**MATERIALS PROVIDED**
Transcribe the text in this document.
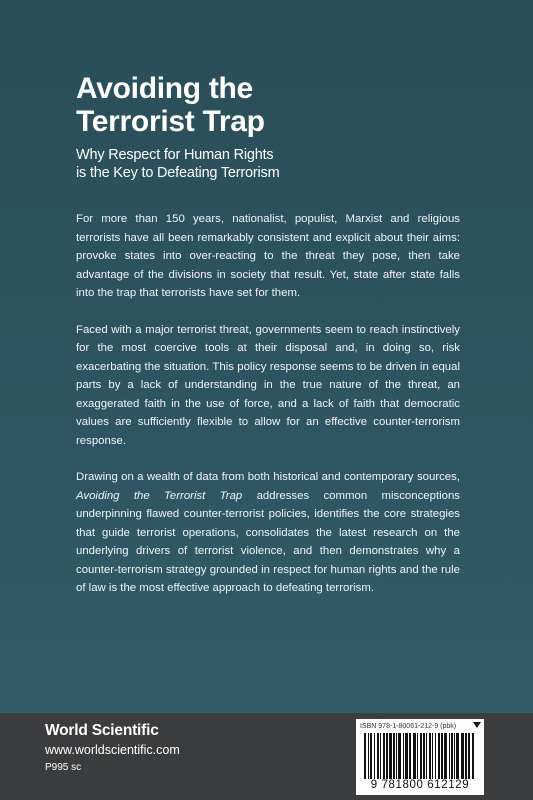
Avoiding the
Terrorist Trap
Why Respect for Human Rights
is the Key to Defeating Terrorism

For more than 150 years, nationalist, populist, Marxist and religious terrorists have all been remarkably consistent and explicit about their aims: provoke states into over-reacting to the threat they pose, then take advantage of the divisions in society that result. Yet, state after state falls into the trap that terrorists have set for them.

Faced with a major terrorist threat, governments seem to reach instinctively for the most coercive tools at their disposal and, in doing so, risk exacerbating the situation. This policy response seems to be driven in equal parts by a lack of understanding in the true nature of the threat, an exaggerated faith in the use of force, and a lack of faith that democratic values are sufficiently flexible to allow for an effective counter-terrorism response.

Drawing on a wealth of data from both historical and contemporary sources, Avoiding the Terrorist Trap addresses common misconceptions underpinning flawed counter-terrorist policies, identifies the core strategies that guide terrorist operations, consolidates the latest research on the underlying drivers of terrorist violence, and then demonstrates why a counter-terrorism strategy grounded in respect for human rights and the rule of law is the most effective approach to defeating terrorism.

World Scientific
www.worldscientific.com
P995 sc
ISBN 978-1-80061-212-9 (pbk)
9 781800 612129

**DIRECTIONS FOR THIS TASK**
Repeat the data exactly in full, omitting its pictures.

**REPLY**
Transcribe the text in this document.
Avoiding the
Terrorist Trap
Why Respect for Human Rights
is the Key to Defeating Terrorism

For more than 150 years, nationalist, populist, Marxist and religious terrorists have all been remarkably consistent and explicit about their aims: provoke states into over-reacting to the threat they pose, then take advantage of the divisions in society that result. Yet, state after state falls into the trap that terrorists have set for them.

Faced with a major terrorist threat, governments seem to reach instinctively for the most coercive tools at their disposal and, in doing so, risk exacerbating the situation. This policy response seems to be driven in equal parts by a lack of understanding in the true nature of the threat, an exaggerated faith in the use of force, and a lack of faith that democratic values are sufficiently flexible to allow for an effective counter-terrorism response.

Drawing on a wealth of data from both historical and contemporary sources, Avoiding the Terrorist Trap addresses common misconceptions underpinning flawed counter-terrorist policies, identifies the core strategies that guide terrorist operations, consolidates the latest research on the underlying drivers of terrorist violence, and then demonstrates why a counter-terrorism strategy grounded in respect for human rights and the rule of law is the most effective approach to defeating terrorism.

World Scientific
www.worldscientific.com
P995 sc
ISBN 978-1-80061-212-9 (pbk)
9 781800 612129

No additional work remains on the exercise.